<<<<
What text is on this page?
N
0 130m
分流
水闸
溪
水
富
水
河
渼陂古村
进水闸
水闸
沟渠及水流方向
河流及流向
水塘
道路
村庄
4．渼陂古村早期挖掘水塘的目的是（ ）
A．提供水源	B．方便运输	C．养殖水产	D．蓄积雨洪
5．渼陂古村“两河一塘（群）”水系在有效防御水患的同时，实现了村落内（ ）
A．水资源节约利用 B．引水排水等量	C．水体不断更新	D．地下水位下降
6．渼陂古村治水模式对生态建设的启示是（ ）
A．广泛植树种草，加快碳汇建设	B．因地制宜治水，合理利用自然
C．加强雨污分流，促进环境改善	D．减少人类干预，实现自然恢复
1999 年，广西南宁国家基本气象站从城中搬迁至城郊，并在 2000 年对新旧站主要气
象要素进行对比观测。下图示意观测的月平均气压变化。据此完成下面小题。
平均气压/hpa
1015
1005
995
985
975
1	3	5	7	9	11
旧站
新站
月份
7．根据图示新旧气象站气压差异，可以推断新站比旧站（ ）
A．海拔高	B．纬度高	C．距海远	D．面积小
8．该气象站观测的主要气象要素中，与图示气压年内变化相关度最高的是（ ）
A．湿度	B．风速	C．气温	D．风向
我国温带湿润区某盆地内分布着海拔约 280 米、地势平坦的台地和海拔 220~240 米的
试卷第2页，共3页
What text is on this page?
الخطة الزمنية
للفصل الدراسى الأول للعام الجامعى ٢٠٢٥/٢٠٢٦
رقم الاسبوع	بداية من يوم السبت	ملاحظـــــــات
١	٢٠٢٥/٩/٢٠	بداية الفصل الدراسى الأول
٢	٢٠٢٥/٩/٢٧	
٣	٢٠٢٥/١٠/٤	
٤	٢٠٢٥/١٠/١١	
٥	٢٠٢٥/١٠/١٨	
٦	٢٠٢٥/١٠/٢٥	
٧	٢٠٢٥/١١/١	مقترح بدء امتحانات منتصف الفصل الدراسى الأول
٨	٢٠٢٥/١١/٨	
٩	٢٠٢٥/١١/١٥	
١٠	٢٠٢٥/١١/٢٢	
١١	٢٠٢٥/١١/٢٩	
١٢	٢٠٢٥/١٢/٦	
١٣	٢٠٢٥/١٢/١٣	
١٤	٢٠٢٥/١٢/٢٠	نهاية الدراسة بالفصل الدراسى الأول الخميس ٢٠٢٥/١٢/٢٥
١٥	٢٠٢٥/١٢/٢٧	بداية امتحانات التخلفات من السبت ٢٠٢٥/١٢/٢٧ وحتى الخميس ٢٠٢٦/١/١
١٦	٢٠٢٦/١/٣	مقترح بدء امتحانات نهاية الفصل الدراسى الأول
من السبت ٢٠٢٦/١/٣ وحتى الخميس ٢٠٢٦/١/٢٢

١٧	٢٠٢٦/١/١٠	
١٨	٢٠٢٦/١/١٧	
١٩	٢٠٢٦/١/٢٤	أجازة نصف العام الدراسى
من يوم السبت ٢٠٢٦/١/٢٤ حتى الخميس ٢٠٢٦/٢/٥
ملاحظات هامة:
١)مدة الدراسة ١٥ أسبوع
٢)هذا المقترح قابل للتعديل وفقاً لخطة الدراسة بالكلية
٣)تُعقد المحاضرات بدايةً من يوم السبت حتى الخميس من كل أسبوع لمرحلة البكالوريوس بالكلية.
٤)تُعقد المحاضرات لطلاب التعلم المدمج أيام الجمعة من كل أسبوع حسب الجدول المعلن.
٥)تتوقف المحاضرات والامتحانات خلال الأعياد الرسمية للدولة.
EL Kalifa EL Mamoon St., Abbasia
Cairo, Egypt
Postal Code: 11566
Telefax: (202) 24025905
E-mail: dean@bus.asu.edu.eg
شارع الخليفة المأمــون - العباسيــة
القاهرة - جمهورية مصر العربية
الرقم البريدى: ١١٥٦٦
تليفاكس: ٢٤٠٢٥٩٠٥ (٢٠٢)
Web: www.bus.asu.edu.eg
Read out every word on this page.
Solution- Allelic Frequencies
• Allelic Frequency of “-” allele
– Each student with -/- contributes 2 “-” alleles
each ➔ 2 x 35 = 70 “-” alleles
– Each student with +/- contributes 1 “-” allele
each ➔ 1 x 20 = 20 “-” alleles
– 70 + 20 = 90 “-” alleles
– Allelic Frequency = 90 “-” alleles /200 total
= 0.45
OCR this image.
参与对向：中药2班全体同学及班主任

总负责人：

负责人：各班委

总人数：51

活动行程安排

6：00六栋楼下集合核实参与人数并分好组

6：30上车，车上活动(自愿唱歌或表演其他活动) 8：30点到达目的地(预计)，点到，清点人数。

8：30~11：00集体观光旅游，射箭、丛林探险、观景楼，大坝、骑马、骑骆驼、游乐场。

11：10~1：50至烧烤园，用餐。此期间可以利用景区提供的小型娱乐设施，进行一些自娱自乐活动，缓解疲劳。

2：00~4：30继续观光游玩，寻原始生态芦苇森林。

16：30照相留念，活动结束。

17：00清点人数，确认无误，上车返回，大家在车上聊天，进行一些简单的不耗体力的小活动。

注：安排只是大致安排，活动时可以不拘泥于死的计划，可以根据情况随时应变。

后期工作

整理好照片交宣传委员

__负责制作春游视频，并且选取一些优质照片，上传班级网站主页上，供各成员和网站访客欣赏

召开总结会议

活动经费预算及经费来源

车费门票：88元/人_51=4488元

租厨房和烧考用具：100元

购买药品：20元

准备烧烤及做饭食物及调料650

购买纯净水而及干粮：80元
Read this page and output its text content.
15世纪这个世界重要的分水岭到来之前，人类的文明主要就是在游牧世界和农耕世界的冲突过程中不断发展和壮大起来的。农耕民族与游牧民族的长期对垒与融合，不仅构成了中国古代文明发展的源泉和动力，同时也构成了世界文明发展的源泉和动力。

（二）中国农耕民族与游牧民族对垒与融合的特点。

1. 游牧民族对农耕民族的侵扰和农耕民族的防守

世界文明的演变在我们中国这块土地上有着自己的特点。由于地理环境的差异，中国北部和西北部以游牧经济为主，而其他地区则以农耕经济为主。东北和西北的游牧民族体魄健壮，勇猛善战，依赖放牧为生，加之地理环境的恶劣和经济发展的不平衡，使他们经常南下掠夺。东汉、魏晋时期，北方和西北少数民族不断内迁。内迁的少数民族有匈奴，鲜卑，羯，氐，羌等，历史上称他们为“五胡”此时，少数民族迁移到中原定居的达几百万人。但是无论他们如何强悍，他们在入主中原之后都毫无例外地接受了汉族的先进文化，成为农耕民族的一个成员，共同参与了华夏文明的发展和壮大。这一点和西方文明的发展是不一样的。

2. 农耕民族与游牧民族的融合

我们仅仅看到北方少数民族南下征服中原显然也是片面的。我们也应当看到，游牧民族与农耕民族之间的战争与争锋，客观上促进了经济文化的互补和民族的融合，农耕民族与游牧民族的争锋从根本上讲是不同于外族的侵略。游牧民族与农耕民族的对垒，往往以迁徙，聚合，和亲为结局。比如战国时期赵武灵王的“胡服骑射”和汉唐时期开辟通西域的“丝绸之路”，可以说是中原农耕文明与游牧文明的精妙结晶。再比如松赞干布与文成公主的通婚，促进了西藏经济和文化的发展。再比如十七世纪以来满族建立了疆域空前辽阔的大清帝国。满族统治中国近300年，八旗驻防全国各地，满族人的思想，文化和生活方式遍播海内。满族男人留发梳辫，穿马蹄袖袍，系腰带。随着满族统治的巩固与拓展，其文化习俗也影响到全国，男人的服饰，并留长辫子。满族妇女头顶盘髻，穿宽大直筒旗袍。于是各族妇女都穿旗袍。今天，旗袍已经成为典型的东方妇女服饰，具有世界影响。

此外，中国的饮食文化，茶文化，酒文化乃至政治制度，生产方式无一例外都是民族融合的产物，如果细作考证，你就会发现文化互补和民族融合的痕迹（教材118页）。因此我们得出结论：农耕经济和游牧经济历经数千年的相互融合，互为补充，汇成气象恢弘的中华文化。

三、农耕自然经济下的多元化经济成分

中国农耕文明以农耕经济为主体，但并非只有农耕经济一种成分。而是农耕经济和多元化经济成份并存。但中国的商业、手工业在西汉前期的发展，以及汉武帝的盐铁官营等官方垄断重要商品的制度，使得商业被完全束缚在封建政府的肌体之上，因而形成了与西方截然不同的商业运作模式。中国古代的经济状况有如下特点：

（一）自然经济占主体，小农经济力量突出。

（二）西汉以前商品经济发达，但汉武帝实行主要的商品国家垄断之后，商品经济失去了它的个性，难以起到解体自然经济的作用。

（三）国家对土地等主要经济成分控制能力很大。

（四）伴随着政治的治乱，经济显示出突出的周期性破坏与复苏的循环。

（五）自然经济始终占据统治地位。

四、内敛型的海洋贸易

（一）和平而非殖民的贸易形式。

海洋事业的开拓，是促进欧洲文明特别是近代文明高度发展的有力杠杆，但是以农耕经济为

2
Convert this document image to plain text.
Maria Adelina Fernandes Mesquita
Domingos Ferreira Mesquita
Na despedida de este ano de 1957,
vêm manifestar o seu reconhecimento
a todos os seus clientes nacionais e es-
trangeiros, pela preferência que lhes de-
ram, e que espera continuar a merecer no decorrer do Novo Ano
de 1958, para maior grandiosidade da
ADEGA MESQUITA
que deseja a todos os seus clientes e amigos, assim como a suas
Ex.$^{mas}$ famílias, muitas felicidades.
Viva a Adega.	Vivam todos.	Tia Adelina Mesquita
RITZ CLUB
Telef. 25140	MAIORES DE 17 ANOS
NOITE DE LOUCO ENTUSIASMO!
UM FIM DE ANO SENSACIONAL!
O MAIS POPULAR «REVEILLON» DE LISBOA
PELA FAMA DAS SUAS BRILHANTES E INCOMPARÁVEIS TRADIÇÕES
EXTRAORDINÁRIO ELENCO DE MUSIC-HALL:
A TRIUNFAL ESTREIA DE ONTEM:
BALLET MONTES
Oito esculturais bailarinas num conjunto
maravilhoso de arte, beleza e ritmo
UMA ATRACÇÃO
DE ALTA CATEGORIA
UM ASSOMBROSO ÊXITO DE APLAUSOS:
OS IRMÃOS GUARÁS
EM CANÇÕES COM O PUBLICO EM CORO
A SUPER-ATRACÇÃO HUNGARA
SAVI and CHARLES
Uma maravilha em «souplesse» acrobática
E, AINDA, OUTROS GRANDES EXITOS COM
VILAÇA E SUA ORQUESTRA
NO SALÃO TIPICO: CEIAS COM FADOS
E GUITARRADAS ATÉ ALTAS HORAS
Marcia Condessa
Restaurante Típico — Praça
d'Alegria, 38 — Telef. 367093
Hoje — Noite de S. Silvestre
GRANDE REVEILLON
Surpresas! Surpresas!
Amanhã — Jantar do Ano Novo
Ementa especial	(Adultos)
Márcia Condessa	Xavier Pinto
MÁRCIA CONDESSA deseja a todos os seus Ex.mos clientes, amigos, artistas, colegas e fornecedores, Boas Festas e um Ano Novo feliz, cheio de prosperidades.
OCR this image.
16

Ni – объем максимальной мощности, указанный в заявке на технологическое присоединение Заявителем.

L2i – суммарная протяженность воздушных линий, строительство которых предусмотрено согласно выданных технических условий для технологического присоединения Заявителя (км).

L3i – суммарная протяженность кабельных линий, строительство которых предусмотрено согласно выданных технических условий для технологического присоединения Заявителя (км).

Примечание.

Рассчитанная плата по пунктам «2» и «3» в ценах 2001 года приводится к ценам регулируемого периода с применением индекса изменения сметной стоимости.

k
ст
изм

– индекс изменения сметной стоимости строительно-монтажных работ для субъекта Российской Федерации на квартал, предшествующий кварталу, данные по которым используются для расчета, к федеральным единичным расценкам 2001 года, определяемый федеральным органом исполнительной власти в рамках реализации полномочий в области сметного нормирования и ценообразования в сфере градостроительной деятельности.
>>>>
WHAT IS NEEDED:
Note how many lines of the material contain the string "deseja". Then report that number by itself.

THE REPLY:
2